[START Records for processing]
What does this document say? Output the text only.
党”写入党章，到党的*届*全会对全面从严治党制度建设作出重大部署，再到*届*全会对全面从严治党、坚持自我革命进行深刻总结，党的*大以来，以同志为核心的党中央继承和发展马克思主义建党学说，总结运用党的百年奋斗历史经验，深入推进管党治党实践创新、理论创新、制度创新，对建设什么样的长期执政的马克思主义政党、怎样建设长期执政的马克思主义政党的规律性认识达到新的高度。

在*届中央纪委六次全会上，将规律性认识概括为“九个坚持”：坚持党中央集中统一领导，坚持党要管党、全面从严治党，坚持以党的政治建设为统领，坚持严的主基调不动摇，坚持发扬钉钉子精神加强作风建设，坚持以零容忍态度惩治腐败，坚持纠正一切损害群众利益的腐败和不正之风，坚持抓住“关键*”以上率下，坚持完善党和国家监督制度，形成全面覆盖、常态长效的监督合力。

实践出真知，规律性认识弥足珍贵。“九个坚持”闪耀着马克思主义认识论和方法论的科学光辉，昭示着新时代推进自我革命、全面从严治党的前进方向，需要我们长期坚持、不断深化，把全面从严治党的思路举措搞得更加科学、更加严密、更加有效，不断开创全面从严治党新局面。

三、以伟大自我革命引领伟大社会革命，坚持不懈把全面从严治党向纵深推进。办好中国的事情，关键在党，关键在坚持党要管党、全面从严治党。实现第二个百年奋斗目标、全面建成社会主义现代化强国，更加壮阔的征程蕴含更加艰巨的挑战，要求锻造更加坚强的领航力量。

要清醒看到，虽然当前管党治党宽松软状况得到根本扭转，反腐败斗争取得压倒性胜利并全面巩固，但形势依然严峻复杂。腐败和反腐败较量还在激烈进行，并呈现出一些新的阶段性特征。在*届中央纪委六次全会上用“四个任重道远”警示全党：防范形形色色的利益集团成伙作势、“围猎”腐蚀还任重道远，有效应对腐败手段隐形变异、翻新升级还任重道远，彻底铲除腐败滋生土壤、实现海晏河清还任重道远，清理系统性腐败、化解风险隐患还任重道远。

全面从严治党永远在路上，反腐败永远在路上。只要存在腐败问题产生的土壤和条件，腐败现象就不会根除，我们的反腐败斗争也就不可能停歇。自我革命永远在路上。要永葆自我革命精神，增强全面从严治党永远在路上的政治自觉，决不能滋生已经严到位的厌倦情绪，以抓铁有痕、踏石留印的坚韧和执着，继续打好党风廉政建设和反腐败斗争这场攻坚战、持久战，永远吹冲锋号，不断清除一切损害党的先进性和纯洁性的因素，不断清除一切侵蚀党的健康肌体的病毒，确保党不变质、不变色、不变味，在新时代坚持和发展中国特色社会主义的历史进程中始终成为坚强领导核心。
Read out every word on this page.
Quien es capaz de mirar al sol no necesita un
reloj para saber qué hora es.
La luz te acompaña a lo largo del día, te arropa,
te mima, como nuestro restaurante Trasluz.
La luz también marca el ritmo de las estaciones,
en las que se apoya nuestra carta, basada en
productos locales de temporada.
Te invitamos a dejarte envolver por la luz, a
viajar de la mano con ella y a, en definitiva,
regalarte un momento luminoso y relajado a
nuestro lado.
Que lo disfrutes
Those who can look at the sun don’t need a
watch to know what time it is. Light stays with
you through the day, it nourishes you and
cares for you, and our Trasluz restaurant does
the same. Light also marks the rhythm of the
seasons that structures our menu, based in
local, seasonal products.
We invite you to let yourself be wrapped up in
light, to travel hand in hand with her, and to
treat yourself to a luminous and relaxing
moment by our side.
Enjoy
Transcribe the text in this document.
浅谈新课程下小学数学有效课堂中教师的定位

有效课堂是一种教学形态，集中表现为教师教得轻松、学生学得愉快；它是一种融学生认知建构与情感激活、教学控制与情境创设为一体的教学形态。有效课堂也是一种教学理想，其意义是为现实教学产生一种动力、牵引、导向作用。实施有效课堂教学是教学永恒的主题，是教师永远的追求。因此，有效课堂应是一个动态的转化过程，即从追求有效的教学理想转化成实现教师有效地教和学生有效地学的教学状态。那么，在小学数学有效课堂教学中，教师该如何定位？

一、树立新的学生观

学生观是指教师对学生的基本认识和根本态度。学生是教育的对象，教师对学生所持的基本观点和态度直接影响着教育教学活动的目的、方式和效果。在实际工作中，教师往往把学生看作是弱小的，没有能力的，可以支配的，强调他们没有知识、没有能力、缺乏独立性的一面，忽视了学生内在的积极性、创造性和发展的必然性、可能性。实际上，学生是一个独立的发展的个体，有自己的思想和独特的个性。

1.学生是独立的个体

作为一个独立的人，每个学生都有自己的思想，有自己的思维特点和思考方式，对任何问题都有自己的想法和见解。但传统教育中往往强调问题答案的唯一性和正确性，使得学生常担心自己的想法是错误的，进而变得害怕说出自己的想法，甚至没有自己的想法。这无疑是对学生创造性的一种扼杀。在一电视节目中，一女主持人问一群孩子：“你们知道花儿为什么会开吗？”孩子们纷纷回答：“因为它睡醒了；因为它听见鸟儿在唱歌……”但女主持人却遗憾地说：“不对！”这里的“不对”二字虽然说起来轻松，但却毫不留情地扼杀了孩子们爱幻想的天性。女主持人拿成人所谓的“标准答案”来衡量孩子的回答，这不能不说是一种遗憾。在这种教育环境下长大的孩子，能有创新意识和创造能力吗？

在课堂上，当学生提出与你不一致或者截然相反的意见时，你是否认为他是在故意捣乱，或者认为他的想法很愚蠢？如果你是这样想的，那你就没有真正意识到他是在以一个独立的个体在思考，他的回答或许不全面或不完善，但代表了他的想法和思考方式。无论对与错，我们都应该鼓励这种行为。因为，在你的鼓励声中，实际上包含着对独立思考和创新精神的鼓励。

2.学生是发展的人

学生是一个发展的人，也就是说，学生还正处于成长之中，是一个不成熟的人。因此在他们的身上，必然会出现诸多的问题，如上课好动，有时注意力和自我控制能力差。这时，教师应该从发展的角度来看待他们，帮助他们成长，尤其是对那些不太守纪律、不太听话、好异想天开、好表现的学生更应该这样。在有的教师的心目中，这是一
[END Records for processing]
Exercise goal> Write out every entry again, keeping each line exactly the same.

Solution to the problem>
What does this document say? Output the text only.
党”写入党章，到党的*届*全会对全面从严治党制度建设作出重大部署，再到*届*全会对全面从严治党、坚持自我革命进行深刻总结，党的*大以来，以同志为核心的党中央继承和发展马克思主义建党学说，总结运用党的百年奋斗历史经验，深入推进管党治党实践创新、理论创新、制度创新，对建设什么样的长期执政的马克思主义政党、怎样建设长期执政的马克思主义政党的规律性认识达到新的高度。

在*届中央纪委六次全会上，将规律性认识概括为“九个坚持”：坚持党中央集中统一领导，坚持党要管党、全面从严治党，坚持以党的政治建设为统领，坚持严的主基调不动摇，坚持发扬钉钉子精神加强作风建设，坚持以零容忍态度惩治腐败，坚持纠正一切损害群众利益的腐败和不正之风，坚持抓住“关键*”以上率下，坚持完善党和国家监督制度，形成全面覆盖、常态长效的监督合力。

实践出真知，规律性认识弥足珍贵。“九个坚持”闪耀着马克思主义认识论和方法论的科学光辉，昭示着新时代推进自我革命、全面从严治党的前进方向，需要我们长期坚持、不断深化，把全面从严治党的思路举措搞得更加科学、更加严密、更加有效，不断开创全面从严治党新局面。

三、以伟大自我革命引领伟大社会革命，坚持不懈把全面从严治党向纵深推进。办好中国的事情，关键在党，关键在坚持党要管党、全面从严治党。实现第二个百年奋斗目标、全面建成社会主义现代化强国，更加壮阔的征程蕴含更加艰巨的挑战，要求锻造更加坚强的领航力量。

要清醒看到，虽然当前管党治党宽松软状况得到根本扭转，反腐败斗争取得压倒性胜利并全面巩固，但形势依然严峻复杂。腐败和反腐败较量还在激烈进行，并呈现出一些新的阶段性特征。在*届中央纪委六次全会上用“四个任重道远”警示全党：防范形形色色的利益集团成伙作势、“围猎”腐蚀还任重道远，有效应对腐败手段隐形变异、翻新升级还任重道远，彻底铲除腐败滋生土壤、实现海晏河清还任重道远，清理系统性腐败、化解风险隐患还任重道远。

全面从严治党永远在路上，反腐败永远在路上。只要存在腐败问题产生的土壤和条件，腐败现象就不会根除，我们的反腐败斗争也就不可能停歇。自我革命永远在路上。要永葆自我革命精神，增强全面从严治党永远在路上的政治自觉，决不能滋生已经严到位的厌倦情绪，以抓铁有痕、踏石留印的坚韧和执着，继续打好党风廉政建设和反腐败斗争这场攻坚战、持久战，永远吹冲锋号，不断清除一切损害党的先进性和纯洁性的因素，不断清除一切侵蚀党的健康肌体的病毒，确保党不变质、不变色、不变味，在新时代坚持和发展中国特色社会主义的历史进程中始终成为坚强领导核心。
Read out every word on this page.
Quien es capaz de mirar al sol no necesita un
reloj para saber qué hora es.
La luz te acompaña a lo largo del día, te arropa,
te mima, como nuestro restaurante Trasluz.
La luz también marca el ritmo de las estaciones,
en las que se apoya nuestra carta, basada en
productos locales de temporada.
Te invitamos a dejarte envolver por la luz, a
viajar de la mano con ella y a, en definitiva,
regalarte un momento luminoso y relajado a
nuestro lado.
Que lo disfrutes
Those who can look at the sun don’t need a
watch to know what time it is. Light stays with
you through the day, it nourishes you and
cares for you, and our Trasluz restaurant does
the same. Light also marks the rhythm of the
seasons that structures our menu, based in
local, seasonal products.
We invite you to let yourself be wrapped up in
light, to travel hand in hand with her, and to
treat yourself to a luminous and relaxing
moment by our side.
Enjoy
Transcribe the text in this document.
浅谈新课程下小学数学有效课堂中教师的定位

有效课堂是一种教学形态，集中表现为教师教得轻松、学生学得愉快；它是一种融学生认知建构与情感激活、教学控制与情境创设为一体的教学形态。有效课堂也是一种教学理想，其意义是为现实教学产生一种动力、牵引、导向作用。实施有效课堂教学是教学永恒的主题，是教师永远的追求。因此，有效课堂应是一个动态的转化过程，即从追求有效的教学理想转化成实现教师有效地教和学生有效地学的教学状态。那么，在小学数学有效课堂教学中，教师该如何定位？

一、树立新的学生观

学生观是指教师对学生的基本认识和根本态度。学生是教育的对象，教师对学生所持的基本观点和态度直接影响着教育教学活动的目的、方式和效果。在实际工作中，教师往往把学生看作是弱小的，没有能力的，可以支配的，强调他们没有知识、没有能力、缺乏独立性的一面，忽视了学生内在的积极性、创造性和发展的必然性、可能性。实际上，学生是一个独立的发展的个体，有自己的思想和独特的个性。

1.学生是独立的个体

作为一个独立的人，每个学生都有自己的思想，有自己的思维特点和思考方式，对任何问题都有自己的想法和见解。但传统教育中往往强调问题答案的唯一性和正确性，使得学生常担心自己的想法是错误的，进而变得害怕说出自己的想法，甚至没有自己的想法。这无疑是对学生创造性的一种扼杀。在一电视节目中，一女主持人问一群孩子：“你们知道花儿为什么会开吗？”孩子们纷纷回答：“因为它睡醒了；因为它听见鸟儿在唱歌……”但女主持人却遗憾地说：“不对！”这里的“不对”二字虽然说起来轻松，但却毫不留情地扼杀了孩子们爱幻想的天性。女主持人拿成人所谓的“标准答案”来衡量孩子的回答，这不能不说是一种遗憾。在这种教育环境下长大的孩子，能有创新意识和创造能力吗？

在课堂上，当学生提出与你不一致或者截然相反的意见时，你是否认为他是在故意捣乱，或者认为他的想法很愚蠢？如果你是这样想的，那你就没有真正意识到他是在以一个独立的个体在思考，他的回答或许不全面或不完善，但代表了他的想法和思考方式。无论对与错，我们都应该鼓励这种行为。因为，在你的鼓励声中，实际上包含着对独立思考和创新精神的鼓励。

2.学生是发展的人

学生是一个发展的人，也就是说，学生还正处于成长之中，是一个不成熟的人。因此在他们的身上，必然会出现诸多的问题，如上课好动，有时注意力和自我控制能力差。这时，教师应该从发展的角度来看待他们，帮助他们成长，尤其是对那些不太守纪律、不太听话、好异想天开、好表现的学生更应该这样。在有的教师的心目中，这是一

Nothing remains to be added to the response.